# DATA TO PROCESS
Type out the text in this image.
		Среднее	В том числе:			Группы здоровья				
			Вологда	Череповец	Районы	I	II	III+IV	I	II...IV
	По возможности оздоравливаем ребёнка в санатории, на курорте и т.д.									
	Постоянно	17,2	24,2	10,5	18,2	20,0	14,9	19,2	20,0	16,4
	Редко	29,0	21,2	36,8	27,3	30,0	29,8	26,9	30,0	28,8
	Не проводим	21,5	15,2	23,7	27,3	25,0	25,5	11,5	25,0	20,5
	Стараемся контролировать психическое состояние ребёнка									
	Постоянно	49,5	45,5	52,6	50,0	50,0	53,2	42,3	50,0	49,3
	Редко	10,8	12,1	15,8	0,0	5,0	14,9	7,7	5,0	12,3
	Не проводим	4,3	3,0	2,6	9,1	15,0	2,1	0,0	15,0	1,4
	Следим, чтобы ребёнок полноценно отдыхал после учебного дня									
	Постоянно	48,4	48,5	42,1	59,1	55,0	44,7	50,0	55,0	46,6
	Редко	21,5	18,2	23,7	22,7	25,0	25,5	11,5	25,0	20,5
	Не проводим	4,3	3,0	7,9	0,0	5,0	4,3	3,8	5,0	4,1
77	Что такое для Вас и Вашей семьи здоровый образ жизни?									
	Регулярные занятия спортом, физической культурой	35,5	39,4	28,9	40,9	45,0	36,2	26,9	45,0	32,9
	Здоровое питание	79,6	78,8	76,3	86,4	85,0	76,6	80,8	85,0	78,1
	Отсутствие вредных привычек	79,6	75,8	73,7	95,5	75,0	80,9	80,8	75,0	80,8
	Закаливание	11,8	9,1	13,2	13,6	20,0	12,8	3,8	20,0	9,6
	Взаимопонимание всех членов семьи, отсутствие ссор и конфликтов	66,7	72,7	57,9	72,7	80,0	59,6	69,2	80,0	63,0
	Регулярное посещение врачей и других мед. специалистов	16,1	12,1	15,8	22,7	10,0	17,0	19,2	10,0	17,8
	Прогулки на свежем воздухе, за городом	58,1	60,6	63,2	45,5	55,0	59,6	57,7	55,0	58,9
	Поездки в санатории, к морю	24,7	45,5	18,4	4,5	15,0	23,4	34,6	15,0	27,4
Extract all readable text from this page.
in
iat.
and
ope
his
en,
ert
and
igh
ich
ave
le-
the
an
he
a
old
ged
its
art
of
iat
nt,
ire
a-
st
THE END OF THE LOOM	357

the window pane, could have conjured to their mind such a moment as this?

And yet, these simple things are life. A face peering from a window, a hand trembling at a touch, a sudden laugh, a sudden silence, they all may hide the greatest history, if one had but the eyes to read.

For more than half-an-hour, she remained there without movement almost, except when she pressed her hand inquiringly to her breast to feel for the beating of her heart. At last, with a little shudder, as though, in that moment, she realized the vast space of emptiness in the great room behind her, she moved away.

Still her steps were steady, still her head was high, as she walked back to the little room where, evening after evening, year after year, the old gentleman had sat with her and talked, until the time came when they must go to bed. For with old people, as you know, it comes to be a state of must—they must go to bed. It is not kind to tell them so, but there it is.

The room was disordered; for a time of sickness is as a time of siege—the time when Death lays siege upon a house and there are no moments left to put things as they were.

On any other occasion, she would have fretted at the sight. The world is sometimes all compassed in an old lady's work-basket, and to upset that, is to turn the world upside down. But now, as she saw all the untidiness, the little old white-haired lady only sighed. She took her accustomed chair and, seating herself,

# EXERCISE AIM
Repeat the records above exactly as they appear.

# FINISHED ANSWER
Type out the text in this image.
		Среднее	В том числе:			Группы здоровья				
			Вологда	Череповец	Районы	I	II	III+IV	I	II...IV
	По возможности оздоравливаем ребёнка в санатории, на курорте и т.д.									
	Постоянно	17,2	24,2	10,5	18,2	20,0	14,9	19,2	20,0	16,4
	Редко	29,0	21,2	36,8	27,3	30,0	29,8	26,9	30,0	28,8
	Не проводим	21,5	15,2	23,7	27,3	25,0	25,5	11,5	25,0	20,5
	Стараемся контролировать психическое состояние ребёнка									
	Постоянно	49,5	45,5	52,6	50,0	50,0	53,2	42,3	50,0	49,3
	Редко	10,8	12,1	15,8	0,0	5,0	14,9	7,7	5,0	12,3
	Не проводим	4,3	3,0	2,6	9,1	15,0	2,1	0,0	15,0	1,4
	Следим, чтобы ребёнок полноценно отдыхал после учебного дня									
	Постоянно	48,4	48,5	42,1	59,1	55,0	44,7	50,0	55,0	46,6
	Редко	21,5	18,2	23,7	22,7	25,0	25,5	11,5	25,0	20,5
	Не проводим	4,3	3,0	7,9	0,0	5,0	4,3	3,8	5,0	4,1
77	Что такое для Вас и Вашей семьи здоровый образ жизни?									
	Регулярные занятия спортом, физической культурой	35,5	39,4	28,9	40,9	45,0	36,2	26,9	45,0	32,9
	Здоровое питание	79,6	78,8	76,3	86,4	85,0	76,6	80,8	85,0	78,1
	Отсутствие вредных привычек	79,6	75,8	73,7	95,5	75,0	80,9	80,8	75,0	80,8
	Закаливание	11,8	9,1	13,2	13,6	20,0	12,8	3,8	20,0	9,6
	Взаимопонимание всех членов семьи, отсутствие ссор и конфликтов	66,7	72,7	57,9	72,7	80,0	59,6	69,2	80,0	63,0
	Регулярное посещение врачей и других мед. специалистов	16,1	12,1	15,8	22,7	10,0	17,0	19,2	10,0	17,8
	Прогулки на свежем воздухе, за городом	58,1	60,6	63,2	45,5	55,0	59,6	57,7	55,0	58,9
	Поездки в санатории, к морю	24,7	45,5	18,4	4,5	15,0	23,4	34,6	15,0	27,4
Extract all readable text from this page.
in
iat.
and
ope
his
en,
ert
and
igh
ich
ave
le-
the
an
he
a
old
ged
its
art
of
iat
nt,
ire
a-
st
THE END OF THE LOOM	357

the window pane, could have conjured to their mind such a moment as this?

And yet, these simple things are life. A face peering from a window, a hand trembling at a touch, a sudden laugh, a sudden silence, they all may hide the greatest history, if one had but the eyes to read.

For more than half-an-hour, she remained there without movement almost, except when she pressed her hand inquiringly to her breast to feel for the beating of her heart. At last, with a little shudder, as though, in that moment, she realized the vast space of emptiness in the great room behind her, she moved away.

Still her steps were steady, still her head was high, as she walked back to the little room where, evening after evening, year after year, the old gentleman had sat with her and talked, until the time came when they must go to bed. For with old people, as you know, it comes to be a state of must—they must go to bed. It is not kind to tell them so, but there it is.

The room was disordered; for a time of sickness is as a time of siege—the time when Death lays siege upon a house and there are no moments left to put things as they were.

On any other occasion, she would have fretted at the sight. The world is sometimes all compassed in an old lady's work-basket, and to upset that, is to turn the world upside down. But now, as she saw all the untidiness, the little old white-haired lady only sighed. She took her accustomed chair and, seating herself,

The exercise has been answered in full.